* Start *

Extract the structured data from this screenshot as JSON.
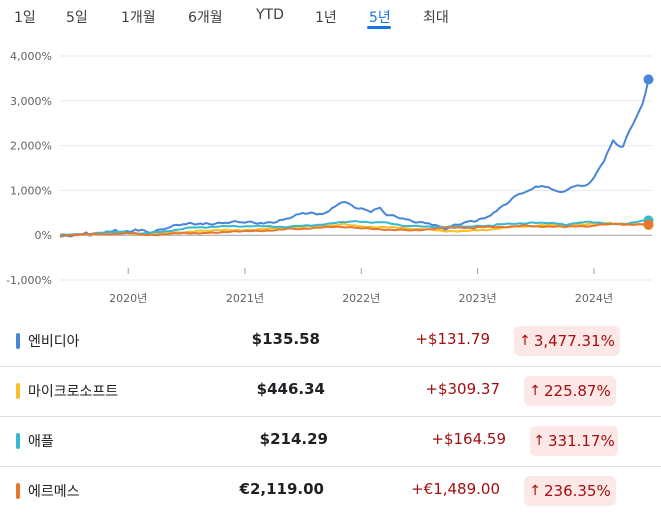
{
  "tabs": [
    {
      "label": "1일"
    },
    {
      "label": "5일"
    },
    {
      "label": "1개월"
    },
    {
      "label": "6개월"
    },
    {
      "label": "YTD"
    },
    {
      "label": "1년"
    },
    {
      "label": "5년"
    },
    {
      "label": "최대"
    }
  ],
  "active_tab": "5년",
  "chart_data": {
    "type": "line",
    "ylim": [
      -1000,
      4000
    ],
    "yticks": [
      4000,
      3000,
      2000,
      1000,
      0,
      -1000
    ],
    "ytick_labels": [
      "4,000%",
      "3,000%",
      "2,000%",
      "1,000%",
      "0%",
      "-1,000%"
    ],
    "xlim": [
      "2019-06",
      "2024-07"
    ],
    "xticks": [
      "2020-01",
      "2021-01",
      "2022-01",
      "2023-01",
      "2024-01"
    ],
    "xtick_labels": [
      "2020년",
      "2021년",
      "2022년",
      "2023년",
      "2024년"
    ],
    "series": [
      {
        "name": "엔비디아",
        "color": "#4a86d8",
        "points": [
          [
            "2019-06",
            0
          ],
          [
            "2019-09",
            25
          ],
          [
            "2019-12",
            90
          ],
          [
            "2020-02",
            120
          ],
          [
            "2020-03",
            70
          ],
          [
            "2020-05",
            180
          ],
          [
            "2020-07",
            230
          ],
          [
            "2020-09",
            270
          ],
          [
            "2020-11",
            290
          ],
          [
            "2021-01",
            270
          ],
          [
            "2021-03",
            280
          ],
          [
            "2021-05",
            350
          ],
          [
            "2021-07",
            460
          ],
          [
            "2021-09",
            500
          ],
          [
            "2021-10",
            560
          ],
          [
            "2021-11",
            750
          ],
          [
            "2021-12",
            690
          ],
          [
            "2022-01",
            560
          ],
          [
            "2022-02",
            540
          ],
          [
            "2022-03",
            600
          ],
          [
            "2022-04",
            420
          ],
          [
            "2022-06",
            330
          ],
          [
            "2022-08",
            290
          ],
          [
            "2022-09",
            190
          ],
          [
            "2022-10",
            150
          ],
          [
            "2022-12",
            300
          ],
          [
            "2023-02",
            420
          ],
          [
            "2023-03",
            550
          ],
          [
            "2023-05",
            900
          ],
          [
            "2023-06",
            980
          ],
          [
            "2023-07",
            1050
          ],
          [
            "2023-08",
            1100
          ],
          [
            "2023-09",
            1010
          ],
          [
            "2023-10",
            940
          ],
          [
            "2023-11",
            1120
          ],
          [
            "2023-12",
            1100
          ],
          [
            "2024-01",
            1250
          ],
          [
            "2024-02",
            1680
          ],
          [
            "2024-03",
            2100
          ],
          [
            "2024-04",
            1950
          ],
          [
            "2024-05",
            2500
          ],
          [
            "2024-06",
            2900
          ],
          [
            "2024-06-20",
            3477.31
          ]
        ]
      },
      {
        "name": "마이크로소프트",
        "color": "#f6c026",
        "points": [
          [
            "2019-06",
            0
          ],
          [
            "2020-01",
            50
          ],
          [
            "2020-03",
            30
          ],
          [
            "2020-09",
            100
          ],
          [
            "2021-01",
            120
          ],
          [
            "2021-06",
            170
          ],
          [
            "2021-11",
            240
          ],
          [
            "2022-01",
            200
          ],
          [
            "2022-06",
            150
          ],
          [
            "2022-10",
            90
          ],
          [
            "2023-01",
            110
          ],
          [
            "2023-06",
            200
          ],
          [
            "2023-12",
            250
          ],
          [
            "2024-03",
            270
          ],
          [
            "2024-06-20",
            225.87
          ]
        ]
      },
      {
        "name": "애플",
        "color": "#36b8d0",
        "points": [
          [
            "2019-06",
            0
          ],
          [
            "2019-12",
            70
          ],
          [
            "2020-03",
            40
          ],
          [
            "2020-08",
            180
          ],
          [
            "2021-01",
            200
          ],
          [
            "2021-06",
            190
          ],
          [
            "2021-12",
            300
          ],
          [
            "2022-03",
            290
          ],
          [
            "2022-06",
            200
          ],
          [
            "2022-12",
            180
          ],
          [
            "2023-03",
            230
          ],
          [
            "2023-07",
            290
          ],
          [
            "2023-10",
            240
          ],
          [
            "2023-12",
            290
          ],
          [
            "2024-04",
            250
          ],
          [
            "2024-06-20",
            331.17
          ]
        ]
      },
      {
        "name": "에르메스",
        "color": "#e8772e",
        "points": [
          [
            "2019-06",
            0
          ],
          [
            "2020-01",
            40
          ],
          [
            "2020-03",
            10
          ],
          [
            "2020-09",
            60
          ],
          [
            "2021-01",
            80
          ],
          [
            "2021-06",
            140
          ],
          [
            "2021-11",
            190
          ],
          [
            "2022-01",
            150
          ],
          [
            "2022-06",
            110
          ],
          [
            "2022-10",
            160
          ],
          [
            "2023-01",
            170
          ],
          [
            "2023-06",
            210
          ],
          [
            "2023-10",
            180
          ],
          [
            "2024-01",
            210
          ],
          [
            "2024-03",
            250
          ],
          [
            "2024-06-20",
            236.35
          ]
        ]
      }
    ]
  },
  "rows": [
    {
      "name": "엔비디아",
      "color": "#4a86d8",
      "price": "$135.58",
      "change": "+$131.79",
      "pct": "3,477.31%"
    },
    {
      "name": "마이크로소프트",
      "color": "#f6c026",
      "price": "$446.34",
      "change": "+$309.37",
      "pct": "225.87%"
    },
    {
      "name": "애플",
      "color": "#36b8d0",
      "price": "$214.29",
      "change": "+$164.59",
      "pct": "331.17%"
    },
    {
      "name": "에르메스",
      "color": "#e8772e",
      "price": "€2,119.00",
      "change": "+€1,489.00",
      "pct": "236.35%"
    }
  ]
}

* End *

:: Exercise goal ::
Pictures are excluded; copy all other data exactly as shown.

:: Solution to the problem ::
Extract the structured data from this screenshot as JSON.
{
  "tabs": [
    {
      "label": "1일"
    },
    {
      "label": "5일"
    },
    {
      "label": "1개월"
    },
    {
      "label": "6개월"
    },
    {
      "label": "YTD"
    },
    {
      "label": "1년"
    },
    {
      "label": "5년"
    },
    {
      "label": "최대"
    }
  ],
  "active_tab": "5년",
  "chart_data": {
    "type": "line",
    "ylim": [
      -1000,
      4000
    ],
    "yticks": [
      4000,
      3000,
      2000,
      1000,
      0,
      -1000
    ],
    "ytick_labels": [
      "4,000%",
      "3,000%",
      "2,000%",
      "1,000%",
      "0%",
      "-1,000%"
    ],
    "xlim": [
      "2019-06",
      "2024-07"
    ],
    "xticks": [
      "2020-01",
      "2021-01",
      "2022-01",
      "2023-01",
      "2024-01"
    ],
    "xtick_labels": [
      "2020년",
      "2021년",
      "2022년",
      "2023년",
      "2024년"
    ],
    "series": [
      {
        "name": "엔비디아",
        "color": "#4a86d8",
        "points": [
          [
            "2019-06",
            0
          ],
          [
            "2019-09",
            25
          ],
          [
            "2019-12",
            90
          ],
          [
            "2020-02",
            120
          ],
          [
            "2020-03",
            70
          ],
          [
            "2020-05",
            180
          ],
          [
            "2020-07",
            230
          ],
          [
            "2020-09",
            270
          ],
          [
            "2020-11",
            290
          ],
          [
            "2021-01",
            270
          ],
          [
            "2021-03",
            280
          ],
          [
            "2021-05",
            350
          ],
          [
            "2021-07",
            460
          ],
          [
            "2021-09",
            500
          ],
          [
            "2021-10",
            560
          ],
          [
            "2021-11",
            750
          ],
          [
            "2021-12",
            690
          ],
          [
            "2022-01",
            560
          ],
          [
            "2022-02",
            540
          ],
          [
            "2022-03",
            600
          ],
          [
            "2022-04",
            420
          ],
          [
            "2022-06",
            330
          ],
          [
            "2022-08",
            290
          ],
          [
            "2022-09",
            190
          ],
          [
            "2022-10",
            150
          ],
          [
            "2022-12",
            300
          ],
          [
            "2023-02",
            420
          ],
          [
            "2023-03",
            550
          ],
          [
            "2023-05",
            900
          ],
          [
            "2023-06",
            980
          ],
          [
            "2023-07",
            1050
          ],
          [
            "2023-08",
            1100
          ],
          [
            "2023-09",
            1010
          ],
          [
            "2023-10",
            940
          ],
          [
            "2023-11",
            1120
          ],
          [
            "2023-12",
            1100
          ],
          [
            "2024-01",
            1250
          ],
          [
            "2024-02",
            1680
          ],
          [
            "2024-03",
            2100
          ],
          [
            "2024-04",
            1950
          ],
          [
            "2024-05",
            2500
          ],
          [
            "2024-06",
            2900
          ],
          [
            "2024-06-20",
            3477.31
          ]
        ]
      },
      {
        "name": "마이크로소프트",
        "color": "#f6c026",
        "points": [
          [
            "2019-06",
            0
          ],
          [
            "2020-01",
            50
          ],
          [
            "2020-03",
            30
          ],
          [
            "2020-09",
            100
          ],
          [
            "2021-01",
            120
          ],
          [
            "2021-06",
            170
          ],
          [
            "2021-11",
            240
          ],
          [
            "2022-01",
            200
          ],
          [
            "2022-06",
            150
          ],
          [
            "2022-10",
            90
          ],
          [
            "2023-01",
            110
          ],
          [
            "2023-06",
            200
          ],
          [
            "2023-12",
            250
          ],
          [
            "2024-03",
            270
          ],
          [
            "2024-06-20",
            225.87
          ]
        ]
      },
      {
        "name": "애플",
        "color": "#36b8d0",
        "points": [
          [
            "2019-06",
            0
          ],
          [
            "2019-12",
            70
          ],
          [
            "2020-03",
            40
          ],
          [
            "2020-08",
            180
          ],
          [
            "2021-01",
            200
          ],
          [
            "2021-06",
            190
          ],
          [
            "2021-12",
            300
          ],
          [
            "2022-03",
            290
          ],
          [
            "2022-06",
            200
          ],
          [
            "2022-12",
            180
          ],
          [
            "2023-03",
            230
          ],
          [
            "2023-07",
            290
          ],
          [
            "2023-10",
            240
          ],
          [
            "2023-12",
            290
          ],
          [
            "2024-04",
            250
          ],
          [
            "2024-06-20",
            331.17
          ]
        ]
      },
      {
        "name": "에르메스",
        "color": "#e8772e",
        "points": [
          [
            "2019-06",
            0
          ],
          [
            "2020-01",
            40
          ],
          [
            "2020-03",
            10
          ],
          [
            "2020-09",
            60
          ],
          [
            "2021-01",
            80
          ],
          [
            "2021-06",
            140
          ],
          [
            "2021-11",
            190
          ],
          [
            "2022-01",
            150
          ],
          [
            "2022-06",
            110
          ],
          [
            "2022-10",
            160
          ],
          [
            "2023-01",
            170
          ],
          [
            "2023-06",
            210
          ],
          [
            "2023-10",
            180
          ],
          [
            "2024-01",
            210
          ],
          [
            "2024-03",
            250
          ],
          [
            "2024-06-20",
            236.35
          ]
        ]
      }
    ]
  },
  "rows": [
    {
      "name": "엔비디아",
      "color": "#4a86d8",
      "price": "$135.58",
      "change": "+$131.79",
      "pct": "3,477.31%"
    },
    {
      "name": "마이크로소프트",
      "color": "#f6c026",
      "price": "$446.34",
      "change": "+$309.37",
      "pct": "225.87%"
    },
    {
      "name": "애플",
      "color": "#36b8d0",
      "price": "$214.29",
      "change": "+$164.59",
      "pct": "331.17%"
    },
    {
      "name": "에르메스",
      "color": "#e8772e",
      "price": "€2,119.00",
      "change": "+€1,489.00",
      "pct": "236.35%"
    }
  ]
}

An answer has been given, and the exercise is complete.